* _To be done_: Can you transcribe every entry word for word, skipping the images?

* _Figure dataset records_:
((

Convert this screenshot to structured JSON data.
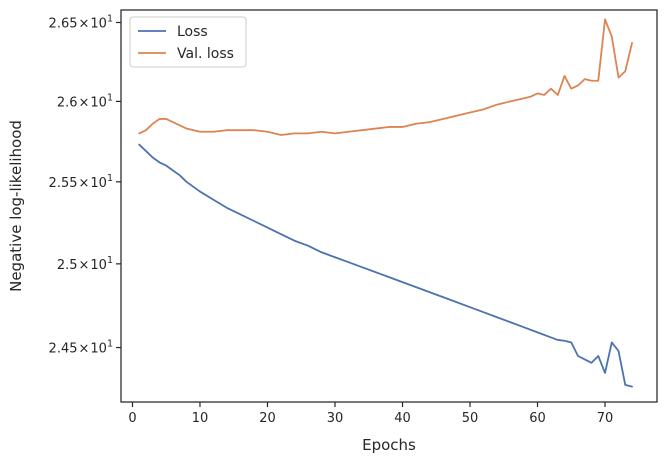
{
  "chart_data": {
    "type": "line",
    "title": "",
    "xlabel": "Epochs",
    "ylabel": "Negative log-likelihood",
    "xlim": [
      -1.7,
      77.7
    ],
    "ylim": [
      24.18,
      26.58
    ],
    "yscale": "log",
    "grid": false,
    "legend_position": "top-left",
    "xticks": [
      {
        "value": 0,
        "label": "0"
      },
      {
        "value": 10,
        "label": "10"
      },
      {
        "value": 20,
        "label": "20"
      },
      {
        "value": 30,
        "label": "30"
      },
      {
        "value": 40,
        "label": "40"
      },
      {
        "value": 50,
        "label": "50"
      },
      {
        "value": 60,
        "label": "60"
      },
      {
        "value": 70,
        "label": "70"
      }
    ],
    "yticks": [
      {
        "value": 24.5,
        "mantissa": "2.45",
        "sep": "×",
        "base": "10",
        "exp": "1"
      },
      {
        "value": 25.0,
        "mantissa": "2.5",
        "sep": "×",
        "base": "10",
        "exp": "1"
      },
      {
        "value": 25.5,
        "mantissa": "2.55",
        "sep": "×",
        "base": "10",
        "exp": "1"
      },
      {
        "value": 26.0,
        "mantissa": "2.6",
        "sep": "×",
        "base": "10",
        "exp": "1"
      },
      {
        "value": 26.5,
        "mantissa": "2.65",
        "sep": "×",
        "base": "10",
        "exp": "1"
      }
    ],
    "series": [
      {
        "name": "Loss",
        "color": "#4c72b0",
        "x": [
          1,
          2,
          3,
          4,
          5,
          6,
          7,
          8,
          9,
          10,
          12,
          14,
          16,
          18,
          20,
          22,
          24,
          26,
          28,
          30,
          32,
          34,
          36,
          38,
          40,
          42,
          44,
          46,
          48,
          50,
          52,
          54,
          56,
          58,
          60,
          62,
          63,
          64,
          65,
          66,
          67,
          68,
          69,
          70,
          71,
          72,
          73,
          74
        ],
        "y": [
          25.73,
          25.69,
          25.65,
          25.62,
          25.6,
          25.57,
          25.54,
          25.5,
          25.47,
          25.44,
          25.39,
          25.34,
          25.3,
          25.26,
          25.22,
          25.18,
          25.14,
          25.11,
          25.07,
          25.04,
          25.01,
          24.98,
          24.95,
          24.92,
          24.89,
          24.86,
          24.83,
          24.8,
          24.77,
          24.74,
          24.71,
          24.68,
          24.65,
          24.62,
          24.59,
          24.56,
          24.545,
          24.54,
          24.53,
          24.45,
          24.43,
          24.41,
          24.45,
          24.35,
          24.53,
          24.48,
          24.28,
          24.27
        ]
      },
      {
        "name": "Val. loss",
        "color": "#dd8452",
        "x": [
          1,
          2,
          3,
          4,
          5,
          6,
          7,
          8,
          9,
          10,
          12,
          14,
          16,
          18,
          20,
          22,
          24,
          26,
          28,
          30,
          32,
          34,
          36,
          38,
          40,
          42,
          44,
          46,
          48,
          50,
          52,
          54,
          56,
          58,
          59,
          60,
          61,
          62,
          63,
          64,
          65,
          66,
          67,
          68,
          69,
          70,
          71,
          72,
          73,
          74
        ],
        "y": [
          25.8,
          25.82,
          25.86,
          25.89,
          25.89,
          25.87,
          25.85,
          25.83,
          25.82,
          25.81,
          25.81,
          25.82,
          25.82,
          25.82,
          25.81,
          25.79,
          25.8,
          25.8,
          25.81,
          25.8,
          25.81,
          25.82,
          25.83,
          25.84,
          25.84,
          25.86,
          25.87,
          25.89,
          25.91,
          25.93,
          25.95,
          25.98,
          26.0,
          26.02,
          26.03,
          26.05,
          26.04,
          26.08,
          26.04,
          26.16,
          26.08,
          26.1,
          26.14,
          26.13,
          26.13,
          26.52,
          26.41,
          26.15,
          26.19,
          26.37
        ]
      }
    ]
  }
}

))

* _Task result_:
Convert this screenshot to structured JSON data.
{
  "chart_data": {
    "type": "line",
    "title": "",
    "xlabel": "Epochs",
    "ylabel": "Negative log-likelihood",
    "xlim": [
      -1.7,
      77.7
    ],
    "ylim": [
      24.18,
      26.58
    ],
    "yscale": "log",
    "grid": false,
    "legend_position": "top-left",
    "xticks": [
      {
        "value": 0,
        "label": "0"
      },
      {
        "value": 10,
        "label": "10"
      },
      {
        "value": 20,
        "label": "20"
      },
      {
        "value": 30,
        "label": "30"
      },
      {
        "value": 40,
        "label": "40"
      },
      {
        "value": 50,
        "label": "50"
      },
      {
        "value": 60,
        "label": "60"
      },
      {
        "value": 70,
        "label": "70"
      }
    ],
    "yticks": [
      {
        "value": 24.5,
        "mantissa": "2.45",
        "sep": "×",
        "base": "10",
        "exp": "1"
      },
      {
        "value": 25.0,
        "mantissa": "2.5",
        "sep": "×",
        "base": "10",
        "exp": "1"
      },
      {
        "value": 25.5,
        "mantissa": "2.55",
        "sep": "×",
        "base": "10",
        "exp": "1"
      },
      {
        "value": 26.0,
        "mantissa": "2.6",
        "sep": "×",
        "base": "10",
        "exp": "1"
      },
      {
        "value": 26.5,
        "mantissa": "2.65",
        "sep": "×",
        "base": "10",
        "exp": "1"
      }
    ],
    "series": [
      {
        "name": "Loss",
        "color": "#4c72b0",
        "x": [
          1,
          2,
          3,
          4,
          5,
          6,
          7,
          8,
          9,
          10,
          12,
          14,
          16,
          18,
          20,
          22,
          24,
          26,
          28,
          30,
          32,
          34,
          36,
          38,
          40,
          42,
          44,
          46,
          48,
          50,
          52,
          54,
          56,
          58,
          60,
          62,
          63,
          64,
          65,
          66,
          67,
          68,
          69,
          70,
          71,
          72,
          73,
          74
        ],
        "y": [
          25.73,
          25.69,
          25.65,
          25.62,
          25.6,
          25.57,
          25.54,
          25.5,
          25.47,
          25.44,
          25.39,
          25.34,
          25.3,
          25.26,
          25.22,
          25.18,
          25.14,
          25.11,
          25.07,
          25.04,
          25.01,
          24.98,
          24.95,
          24.92,
          24.89,
          24.86,
          24.83,
          24.8,
          24.77,
          24.74,
          24.71,
          24.68,
          24.65,
          24.62,
          24.59,
          24.56,
          24.545,
          24.54,
          24.53,
          24.45,
          24.43,
          24.41,
          24.45,
          24.35,
          24.53,
          24.48,
          24.28,
          24.27
        ]
      },
      {
        "name": "Val. loss",
        "color": "#dd8452",
        "x": [
          1,
          2,
          3,
          4,
          5,
          6,
          7,
          8,
          9,
          10,
          12,
          14,
          16,
          18,
          20,
          22,
          24,
          26,
          28,
          30,
          32,
          34,
          36,
          38,
          40,
          42,
          44,
          46,
          48,
          50,
          52,
          54,
          56,
          58,
          59,
          60,
          61,
          62,
          63,
          64,
          65,
          66,
          67,
          68,
          69,
          70,
          71,
          72,
          73,
          74
        ],
        "y": [
          25.8,
          25.82,
          25.86,
          25.89,
          25.89,
          25.87,
          25.85,
          25.83,
          25.82,
          25.81,
          25.81,
          25.82,
          25.82,
          25.82,
          25.81,
          25.79,
          25.8,
          25.8,
          25.81,
          25.8,
          25.81,
          25.82,
          25.83,
          25.84,
          25.84,
          25.86,
          25.87,
          25.89,
          25.91,
          25.93,
          25.95,
          25.98,
          26.0,
          26.02,
          26.03,
          26.05,
          26.04,
          26.08,
          26.04,
          26.16,
          26.08,
          26.1,
          26.14,
          26.13,
          26.13,
          26.52,
          26.41,
          26.15,
          26.19,
          26.37
        ]
      }
    ]
  }
}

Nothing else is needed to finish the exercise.